— Start Data for processing —

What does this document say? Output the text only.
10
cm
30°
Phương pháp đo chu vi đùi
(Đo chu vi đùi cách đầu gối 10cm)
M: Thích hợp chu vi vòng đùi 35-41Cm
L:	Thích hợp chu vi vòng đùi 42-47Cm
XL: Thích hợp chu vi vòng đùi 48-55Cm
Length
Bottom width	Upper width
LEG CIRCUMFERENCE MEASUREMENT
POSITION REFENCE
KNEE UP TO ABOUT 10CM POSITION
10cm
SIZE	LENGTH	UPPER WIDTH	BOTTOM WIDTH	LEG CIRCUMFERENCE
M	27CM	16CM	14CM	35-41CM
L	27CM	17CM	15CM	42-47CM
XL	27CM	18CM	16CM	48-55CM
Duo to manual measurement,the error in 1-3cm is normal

— End Data for processing —

Directions for this task |
Every line of the material must be returned exactly as it appears.

Answer to the task |
What does this document say? Output the text only.
10
cm
30°
Phương pháp đo chu vi đùi
(Đo chu vi đùi cách đầu gối 10cm)
M: Thích hợp chu vi vòng đùi 35-41Cm
L:	Thích hợp chu vi vòng đùi 42-47Cm
XL: Thích hợp chu vi vòng đùi 48-55Cm
Length
Bottom width	Upper width
LEG CIRCUMFERENCE MEASUREMENT
POSITION REFENCE
KNEE UP TO ABOUT 10CM POSITION
10cm
SIZE	LENGTH	UPPER WIDTH	BOTTOM WIDTH	LEG CIRCUMFERENCE
M	27CM	16CM	14CM	35-41CM
L	27CM	17CM	15CM	42-47CM
XL	27CM	18CM	16CM	48-55CM
Duo to manual measurement,the error in 1-3cm is normal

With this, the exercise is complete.